Recorded data:
* Begin *

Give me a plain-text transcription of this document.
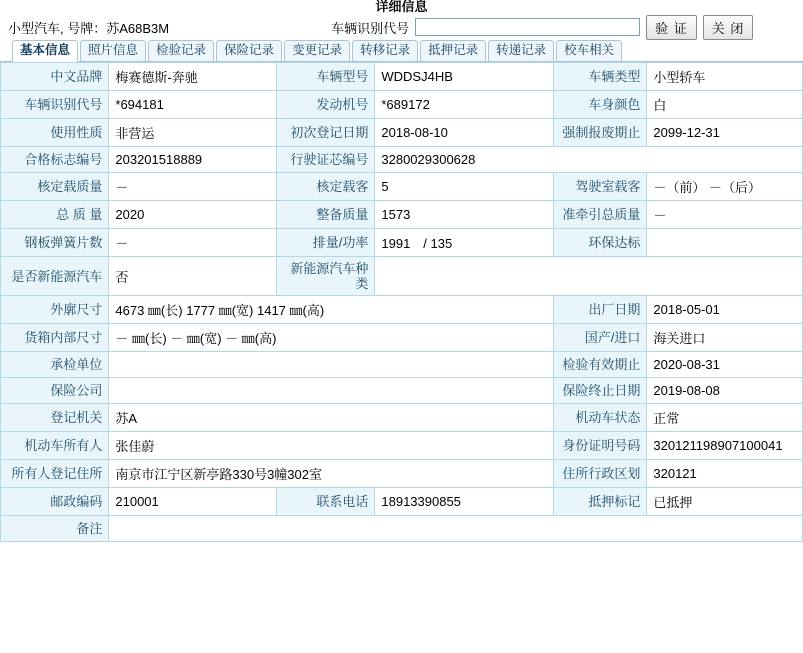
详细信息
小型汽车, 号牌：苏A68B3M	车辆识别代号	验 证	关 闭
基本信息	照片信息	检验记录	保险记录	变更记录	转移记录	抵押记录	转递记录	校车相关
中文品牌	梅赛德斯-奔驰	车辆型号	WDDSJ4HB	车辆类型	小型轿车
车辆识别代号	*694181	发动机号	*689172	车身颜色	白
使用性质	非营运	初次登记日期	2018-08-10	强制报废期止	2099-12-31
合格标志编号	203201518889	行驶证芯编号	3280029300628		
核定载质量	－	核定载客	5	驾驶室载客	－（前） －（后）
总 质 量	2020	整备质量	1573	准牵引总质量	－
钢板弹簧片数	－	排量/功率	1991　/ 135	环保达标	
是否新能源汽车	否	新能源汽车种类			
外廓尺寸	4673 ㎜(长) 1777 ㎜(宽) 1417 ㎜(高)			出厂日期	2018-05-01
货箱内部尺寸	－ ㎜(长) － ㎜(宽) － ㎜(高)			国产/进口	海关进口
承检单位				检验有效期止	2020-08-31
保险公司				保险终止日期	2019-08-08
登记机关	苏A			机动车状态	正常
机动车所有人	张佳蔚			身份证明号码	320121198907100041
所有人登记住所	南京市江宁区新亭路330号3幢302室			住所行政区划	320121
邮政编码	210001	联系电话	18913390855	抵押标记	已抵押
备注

* End *
* Begin *

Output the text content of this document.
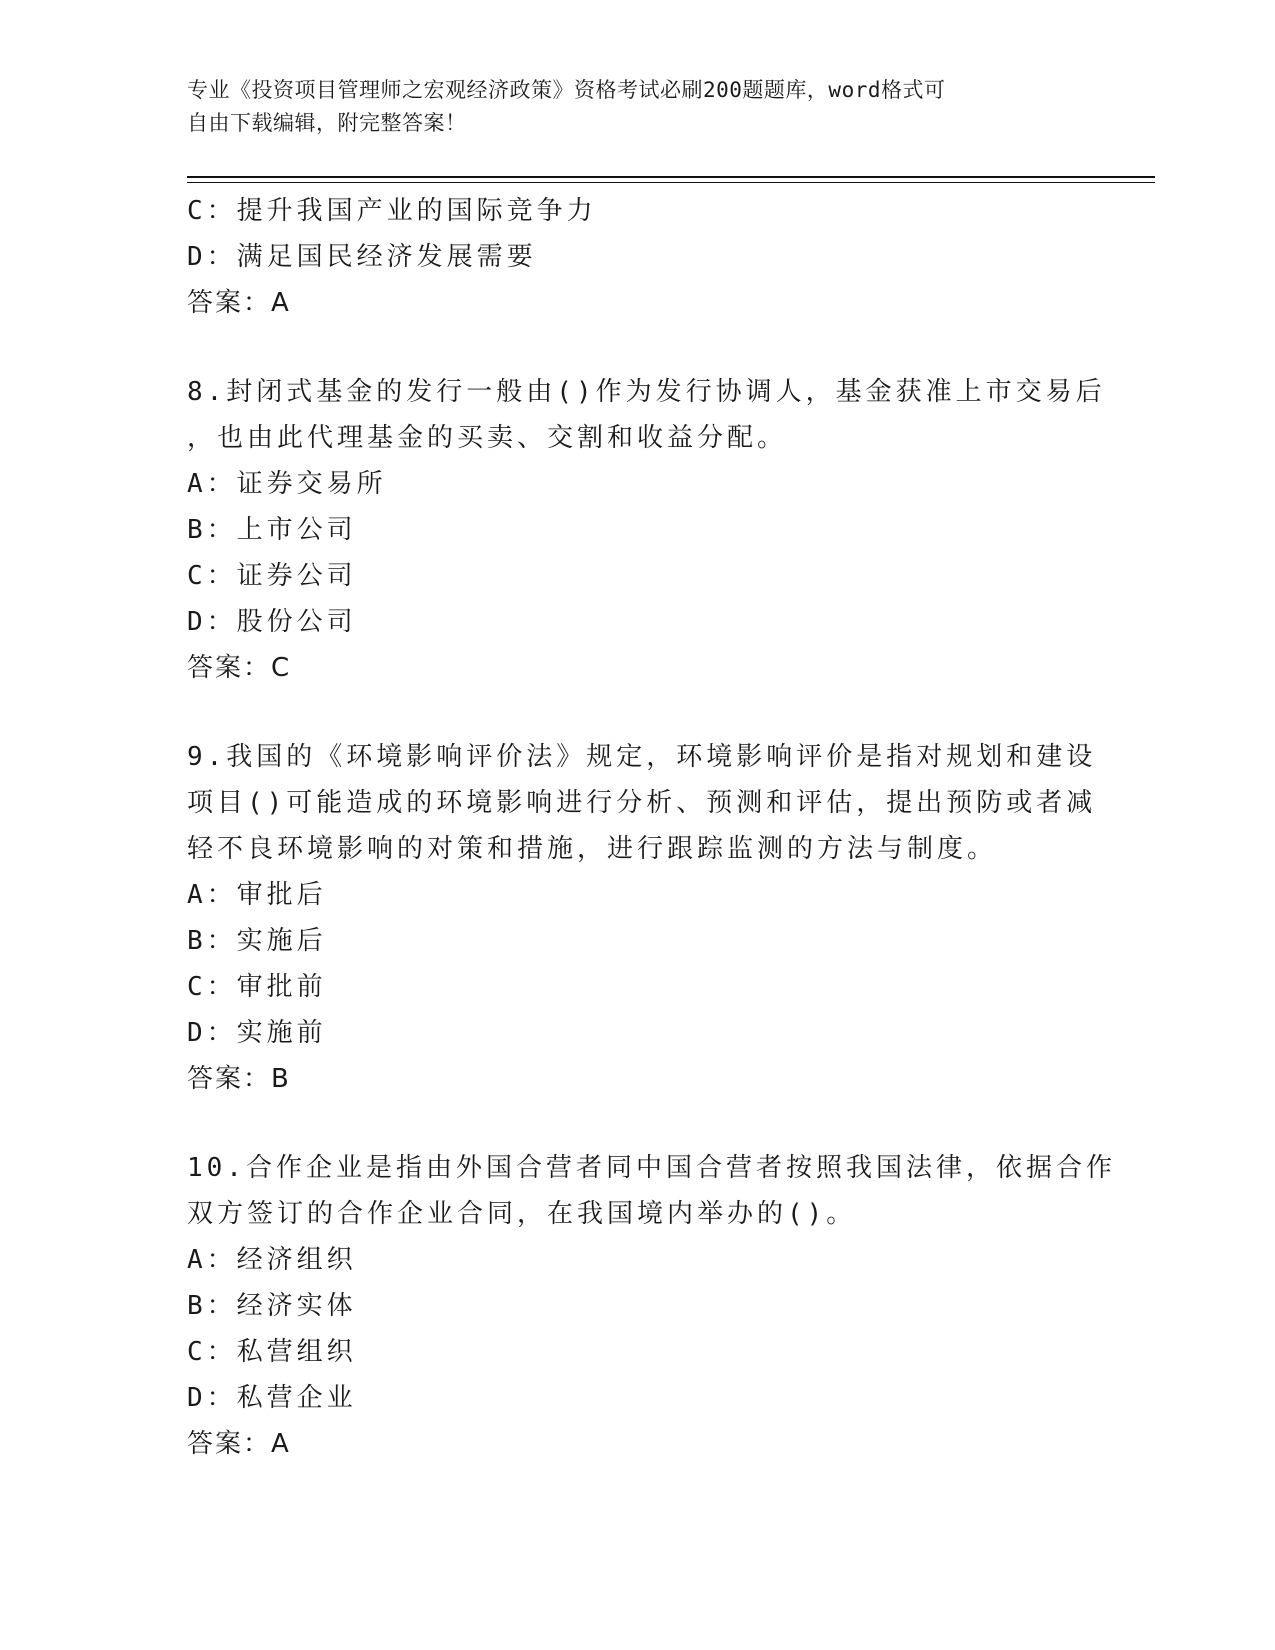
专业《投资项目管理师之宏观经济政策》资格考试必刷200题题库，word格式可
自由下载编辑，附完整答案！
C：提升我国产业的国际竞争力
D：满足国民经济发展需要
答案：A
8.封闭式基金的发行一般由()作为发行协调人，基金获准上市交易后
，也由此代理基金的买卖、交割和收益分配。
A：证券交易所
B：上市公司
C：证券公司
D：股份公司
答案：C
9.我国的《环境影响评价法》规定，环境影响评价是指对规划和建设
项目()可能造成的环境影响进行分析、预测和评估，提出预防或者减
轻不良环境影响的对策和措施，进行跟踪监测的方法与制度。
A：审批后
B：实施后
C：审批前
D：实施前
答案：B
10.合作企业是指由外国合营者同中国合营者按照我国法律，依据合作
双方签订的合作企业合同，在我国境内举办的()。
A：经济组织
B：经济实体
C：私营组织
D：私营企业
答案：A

* End *

Your objective: From the listing above, collect every line that mentions the word "text".

Exercise solution:
Give me a plain-text transcription of this document.
Output the text content of this document.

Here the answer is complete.